*Instructions for the task*:
Each record below is to be copied word for word, with pictures removed.

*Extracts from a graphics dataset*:
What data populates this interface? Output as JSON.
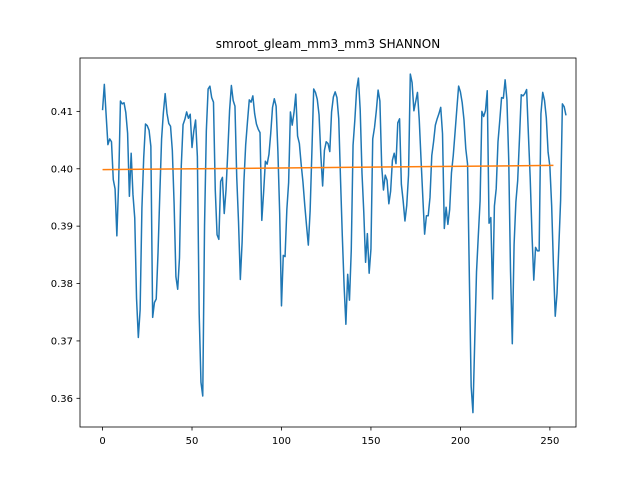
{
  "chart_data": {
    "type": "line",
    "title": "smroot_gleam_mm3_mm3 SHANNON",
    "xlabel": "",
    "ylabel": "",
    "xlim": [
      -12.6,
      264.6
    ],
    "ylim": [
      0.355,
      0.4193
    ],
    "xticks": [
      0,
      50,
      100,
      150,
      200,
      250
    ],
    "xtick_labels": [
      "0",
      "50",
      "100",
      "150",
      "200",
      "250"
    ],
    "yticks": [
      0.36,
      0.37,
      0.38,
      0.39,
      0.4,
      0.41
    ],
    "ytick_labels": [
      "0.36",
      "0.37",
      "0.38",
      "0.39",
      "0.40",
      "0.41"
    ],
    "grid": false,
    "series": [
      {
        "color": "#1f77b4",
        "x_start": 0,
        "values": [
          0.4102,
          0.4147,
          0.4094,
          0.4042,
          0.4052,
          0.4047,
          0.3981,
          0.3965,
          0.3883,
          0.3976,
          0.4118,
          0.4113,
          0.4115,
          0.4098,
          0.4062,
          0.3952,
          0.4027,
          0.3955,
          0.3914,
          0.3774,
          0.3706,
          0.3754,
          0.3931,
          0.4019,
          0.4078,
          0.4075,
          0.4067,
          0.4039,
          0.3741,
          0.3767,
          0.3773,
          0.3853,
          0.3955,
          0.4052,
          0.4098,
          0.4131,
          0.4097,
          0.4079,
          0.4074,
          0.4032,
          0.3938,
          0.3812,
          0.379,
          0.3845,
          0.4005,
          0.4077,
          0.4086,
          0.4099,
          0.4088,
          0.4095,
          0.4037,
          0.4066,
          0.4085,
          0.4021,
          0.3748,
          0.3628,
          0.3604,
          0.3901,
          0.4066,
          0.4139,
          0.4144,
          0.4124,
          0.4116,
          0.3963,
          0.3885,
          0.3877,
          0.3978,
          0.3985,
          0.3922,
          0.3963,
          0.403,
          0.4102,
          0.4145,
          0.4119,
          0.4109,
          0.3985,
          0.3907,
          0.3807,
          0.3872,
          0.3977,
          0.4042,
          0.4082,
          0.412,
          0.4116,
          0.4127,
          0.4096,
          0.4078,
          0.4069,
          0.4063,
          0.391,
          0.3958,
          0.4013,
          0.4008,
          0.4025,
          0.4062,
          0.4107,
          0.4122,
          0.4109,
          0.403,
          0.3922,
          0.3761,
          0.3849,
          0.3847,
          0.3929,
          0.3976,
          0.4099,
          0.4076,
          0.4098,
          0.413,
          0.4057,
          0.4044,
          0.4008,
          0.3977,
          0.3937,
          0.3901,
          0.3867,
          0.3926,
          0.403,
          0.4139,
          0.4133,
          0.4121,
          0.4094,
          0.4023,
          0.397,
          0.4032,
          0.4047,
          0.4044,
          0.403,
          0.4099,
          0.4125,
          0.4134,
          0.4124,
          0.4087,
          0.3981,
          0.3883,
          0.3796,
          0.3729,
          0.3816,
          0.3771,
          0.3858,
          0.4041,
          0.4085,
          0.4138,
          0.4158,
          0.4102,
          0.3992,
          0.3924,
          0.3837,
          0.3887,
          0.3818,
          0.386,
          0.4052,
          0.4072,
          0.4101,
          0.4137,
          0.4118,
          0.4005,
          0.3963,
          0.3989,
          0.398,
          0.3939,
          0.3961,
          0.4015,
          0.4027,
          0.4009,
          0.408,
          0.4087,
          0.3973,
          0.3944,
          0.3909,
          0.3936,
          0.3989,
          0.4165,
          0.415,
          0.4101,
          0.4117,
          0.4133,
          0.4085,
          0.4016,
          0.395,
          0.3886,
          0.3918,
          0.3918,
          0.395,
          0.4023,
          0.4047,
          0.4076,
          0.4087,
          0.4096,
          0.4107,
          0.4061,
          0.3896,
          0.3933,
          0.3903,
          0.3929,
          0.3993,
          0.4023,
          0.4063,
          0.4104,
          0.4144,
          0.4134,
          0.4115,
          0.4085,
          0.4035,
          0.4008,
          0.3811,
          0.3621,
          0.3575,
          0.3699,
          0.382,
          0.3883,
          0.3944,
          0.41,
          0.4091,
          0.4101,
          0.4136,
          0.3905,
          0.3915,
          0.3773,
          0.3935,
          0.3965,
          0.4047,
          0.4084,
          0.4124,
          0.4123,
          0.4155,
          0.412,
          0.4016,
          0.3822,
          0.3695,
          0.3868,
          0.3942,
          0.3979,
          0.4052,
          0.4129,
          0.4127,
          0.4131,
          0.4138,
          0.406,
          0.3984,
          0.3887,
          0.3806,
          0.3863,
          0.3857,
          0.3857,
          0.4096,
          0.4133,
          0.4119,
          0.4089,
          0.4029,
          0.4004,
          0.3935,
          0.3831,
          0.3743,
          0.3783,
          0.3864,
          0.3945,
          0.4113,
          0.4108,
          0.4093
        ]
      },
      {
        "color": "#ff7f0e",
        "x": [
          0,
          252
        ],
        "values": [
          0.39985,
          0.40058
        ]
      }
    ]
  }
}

*Response for this exercise*:
What data populates this interface? Output as JSON.
{
  "chart_data": {
    "type": "line",
    "title": "smroot_gleam_mm3_mm3 SHANNON",
    "xlabel": "",
    "ylabel": "",
    "xlim": [
      -12.6,
      264.6
    ],
    "ylim": [
      0.355,
      0.4193
    ],
    "xticks": [
      0,
      50,
      100,
      150,
      200,
      250
    ],
    "xtick_labels": [
      "0",
      "50",
      "100",
      "150",
      "200",
      "250"
    ],
    "yticks": [
      0.36,
      0.37,
      0.38,
      0.39,
      0.4,
      0.41
    ],
    "ytick_labels": [
      "0.36",
      "0.37",
      "0.38",
      "0.39",
      "0.40",
      "0.41"
    ],
    "grid": false,
    "series": [
      {
        "color": "#1f77b4",
        "x_start": 0,
        "values": [
          0.4102,
          0.4147,
          0.4094,
          0.4042,
          0.4052,
          0.4047,
          0.3981,
          0.3965,
          0.3883,
          0.3976,
          0.4118,
          0.4113,
          0.4115,
          0.4098,
          0.4062,
          0.3952,
          0.4027,
          0.3955,
          0.3914,
          0.3774,
          0.3706,
          0.3754,
          0.3931,
          0.4019,
          0.4078,
          0.4075,
          0.4067,
          0.4039,
          0.3741,
          0.3767,
          0.3773,
          0.3853,
          0.3955,
          0.4052,
          0.4098,
          0.4131,
          0.4097,
          0.4079,
          0.4074,
          0.4032,
          0.3938,
          0.3812,
          0.379,
          0.3845,
          0.4005,
          0.4077,
          0.4086,
          0.4099,
          0.4088,
          0.4095,
          0.4037,
          0.4066,
          0.4085,
          0.4021,
          0.3748,
          0.3628,
          0.3604,
          0.3901,
          0.4066,
          0.4139,
          0.4144,
          0.4124,
          0.4116,
          0.3963,
          0.3885,
          0.3877,
          0.3978,
          0.3985,
          0.3922,
          0.3963,
          0.403,
          0.4102,
          0.4145,
          0.4119,
          0.4109,
          0.3985,
          0.3907,
          0.3807,
          0.3872,
          0.3977,
          0.4042,
          0.4082,
          0.412,
          0.4116,
          0.4127,
          0.4096,
          0.4078,
          0.4069,
          0.4063,
          0.391,
          0.3958,
          0.4013,
          0.4008,
          0.4025,
          0.4062,
          0.4107,
          0.4122,
          0.4109,
          0.403,
          0.3922,
          0.3761,
          0.3849,
          0.3847,
          0.3929,
          0.3976,
          0.4099,
          0.4076,
          0.4098,
          0.413,
          0.4057,
          0.4044,
          0.4008,
          0.3977,
          0.3937,
          0.3901,
          0.3867,
          0.3926,
          0.403,
          0.4139,
          0.4133,
          0.4121,
          0.4094,
          0.4023,
          0.397,
          0.4032,
          0.4047,
          0.4044,
          0.403,
          0.4099,
          0.4125,
          0.4134,
          0.4124,
          0.4087,
          0.3981,
          0.3883,
          0.3796,
          0.3729,
          0.3816,
          0.3771,
          0.3858,
          0.4041,
          0.4085,
          0.4138,
          0.4158,
          0.4102,
          0.3992,
          0.3924,
          0.3837,
          0.3887,
          0.3818,
          0.386,
          0.4052,
          0.4072,
          0.4101,
          0.4137,
          0.4118,
          0.4005,
          0.3963,
          0.3989,
          0.398,
          0.3939,
          0.3961,
          0.4015,
          0.4027,
          0.4009,
          0.408,
          0.4087,
          0.3973,
          0.3944,
          0.3909,
          0.3936,
          0.3989,
          0.4165,
          0.415,
          0.4101,
          0.4117,
          0.4133,
          0.4085,
          0.4016,
          0.395,
          0.3886,
          0.3918,
          0.3918,
          0.395,
          0.4023,
          0.4047,
          0.4076,
          0.4087,
          0.4096,
          0.4107,
          0.4061,
          0.3896,
          0.3933,
          0.3903,
          0.3929,
          0.3993,
          0.4023,
          0.4063,
          0.4104,
          0.4144,
          0.4134,
          0.4115,
          0.4085,
          0.4035,
          0.4008,
          0.3811,
          0.3621,
          0.3575,
          0.3699,
          0.382,
          0.3883,
          0.3944,
          0.41,
          0.4091,
          0.4101,
          0.4136,
          0.3905,
          0.3915,
          0.3773,
          0.3935,
          0.3965,
          0.4047,
          0.4084,
          0.4124,
          0.4123,
          0.4155,
          0.412,
          0.4016,
          0.3822,
          0.3695,
          0.3868,
          0.3942,
          0.3979,
          0.4052,
          0.4129,
          0.4127,
          0.4131,
          0.4138,
          0.406,
          0.3984,
          0.3887,
          0.3806,
          0.3863,
          0.3857,
          0.3857,
          0.4096,
          0.4133,
          0.4119,
          0.4089,
          0.4029,
          0.4004,
          0.3935,
          0.3831,
          0.3743,
          0.3783,
          0.3864,
          0.3945,
          0.4113,
          0.4108,
          0.4093
        ]
      },
      {
        "color": "#ff7f0e",
        "x": [
          0,
          252
        ],
        "values": [
          0.39985,
          0.40058
        ]
      }
    ]
  }
}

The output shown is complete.